[Source records]
┄┄┄┄┄┄┄┄┄┄
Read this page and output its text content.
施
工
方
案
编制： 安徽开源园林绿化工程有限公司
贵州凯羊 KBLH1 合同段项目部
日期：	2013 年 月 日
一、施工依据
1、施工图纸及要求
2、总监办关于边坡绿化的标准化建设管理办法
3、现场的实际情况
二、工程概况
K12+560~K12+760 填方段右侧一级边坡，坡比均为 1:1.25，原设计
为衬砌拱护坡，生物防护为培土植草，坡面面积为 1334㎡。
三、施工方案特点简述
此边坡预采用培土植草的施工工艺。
┄┄┄┄┄┄┄┄┄┄
- EXERCISE BRIEF
All of the data shown above must be copied exactly.

- SOLVED EXERCISE
Read this page and output its text content.
施
工
方
案
编制： 安徽开源园林绿化工程有限公司
贵州凯羊 KBLH1 合同段项目部
日期：	2013 年 月 日
一、施工依据
1、施工图纸及要求
2、总监办关于边坡绿化的标准化建设管理办法
3、现场的实际情况
二、工程概况
K12+560~K12+760 填方段右侧一级边坡，坡比均为 1:1.25，原设计
为衬砌拱护坡，生物防护为培土植草，坡面面积为 1334㎡。
三、施工方案特点简述
此边坡预采用培土植草的施工工艺。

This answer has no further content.